### RECORDS FOR THE EXERCISE ###
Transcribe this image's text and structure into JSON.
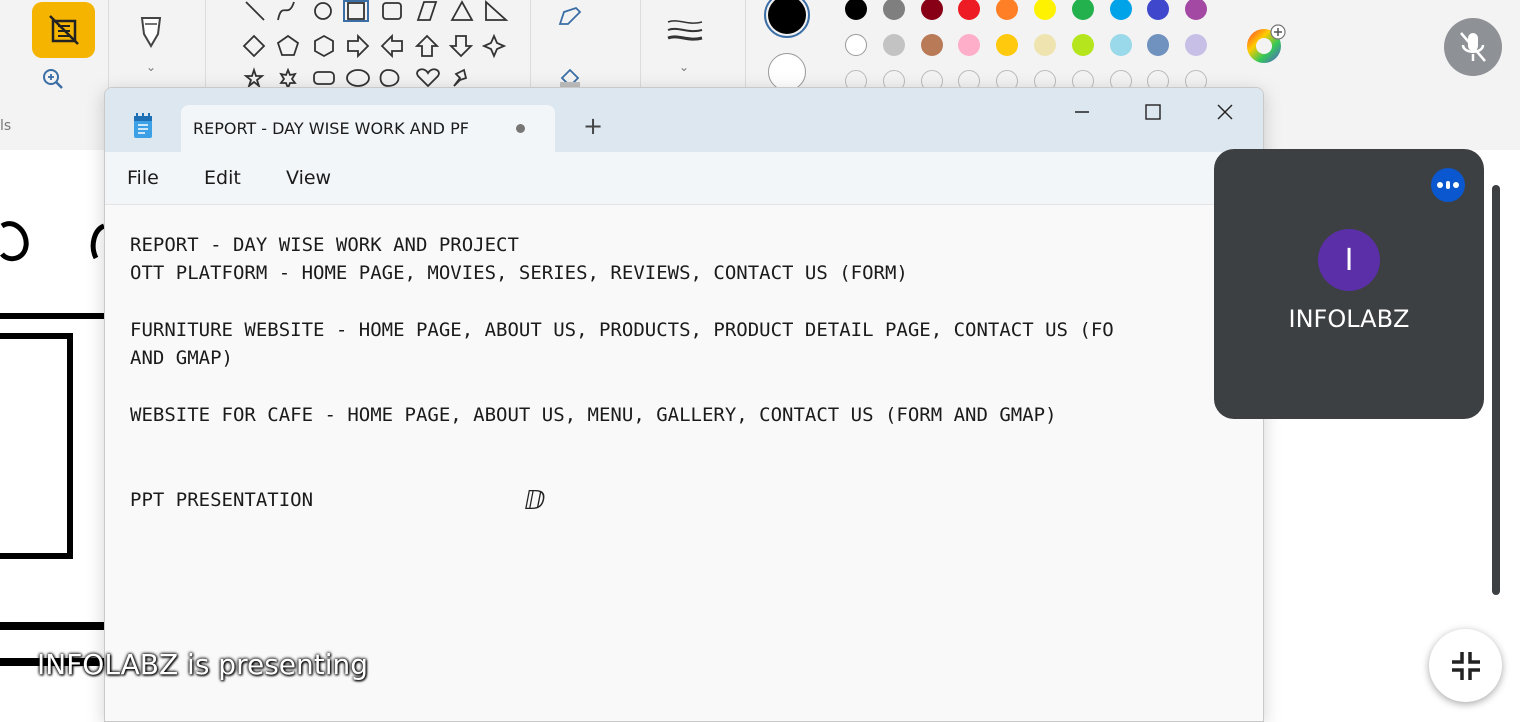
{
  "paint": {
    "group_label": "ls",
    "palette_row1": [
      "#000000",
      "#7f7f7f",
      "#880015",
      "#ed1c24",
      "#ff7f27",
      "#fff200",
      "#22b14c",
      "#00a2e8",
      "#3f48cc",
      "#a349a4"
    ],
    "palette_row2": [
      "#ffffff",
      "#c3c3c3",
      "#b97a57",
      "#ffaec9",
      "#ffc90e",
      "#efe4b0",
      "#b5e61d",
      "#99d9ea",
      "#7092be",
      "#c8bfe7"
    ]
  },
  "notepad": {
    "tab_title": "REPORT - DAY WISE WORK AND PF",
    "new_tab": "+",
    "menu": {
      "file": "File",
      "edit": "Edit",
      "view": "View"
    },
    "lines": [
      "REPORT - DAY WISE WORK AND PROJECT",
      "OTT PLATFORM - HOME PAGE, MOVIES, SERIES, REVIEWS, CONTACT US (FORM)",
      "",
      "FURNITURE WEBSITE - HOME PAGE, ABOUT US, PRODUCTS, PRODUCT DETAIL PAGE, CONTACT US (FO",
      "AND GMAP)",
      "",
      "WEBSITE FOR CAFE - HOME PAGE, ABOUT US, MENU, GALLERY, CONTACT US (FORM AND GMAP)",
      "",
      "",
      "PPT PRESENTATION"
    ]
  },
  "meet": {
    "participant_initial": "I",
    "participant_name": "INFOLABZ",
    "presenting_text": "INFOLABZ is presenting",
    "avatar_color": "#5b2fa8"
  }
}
###
Leave out the pictures and give the listing above again exactly.

Transcribe this image's text and structure into JSON.
{
  "paint": {
    "group_label": "ls",
    "palette_row1": [
      "#000000",
      "#7f7f7f",
      "#880015",
      "#ed1c24",
      "#ff7f27",
      "#fff200",
      "#22b14c",
      "#00a2e8",
      "#3f48cc",
      "#a349a4"
    ],
    "palette_row2": [
      "#ffffff",
      "#c3c3c3",
      "#b97a57",
      "#ffaec9",
      "#ffc90e",
      "#efe4b0",
      "#b5e61d",
      "#99d9ea",
      "#7092be",
      "#c8bfe7"
    ]
  },
  "notepad": {
    "tab_title": "REPORT - DAY WISE WORK AND PF",
    "new_tab": "+",
    "menu": {
      "file": "File",
      "edit": "Edit",
      "view": "View"
    },
    "lines": [
      "REPORT - DAY WISE WORK AND PROJECT",
      "OTT PLATFORM - HOME PAGE, MOVIES, SERIES, REVIEWS, CONTACT US (FORM)",
      "",
      "FURNITURE WEBSITE - HOME PAGE, ABOUT US, PRODUCTS, PRODUCT DETAIL PAGE, CONTACT US (FO",
      "AND GMAP)",
      "",
      "WEBSITE FOR CAFE - HOME PAGE, ABOUT US, MENU, GALLERY, CONTACT US (FORM AND GMAP)",
      "",
      "",
      "PPT PRESENTATION"
    ]
  },
  "meet": {
    "participant_initial": "I",
    "participant_name": "INFOLABZ",
    "presenting_text": "INFOLABZ is presenting",
    "avatar_color": "#5b2fa8"
  }
}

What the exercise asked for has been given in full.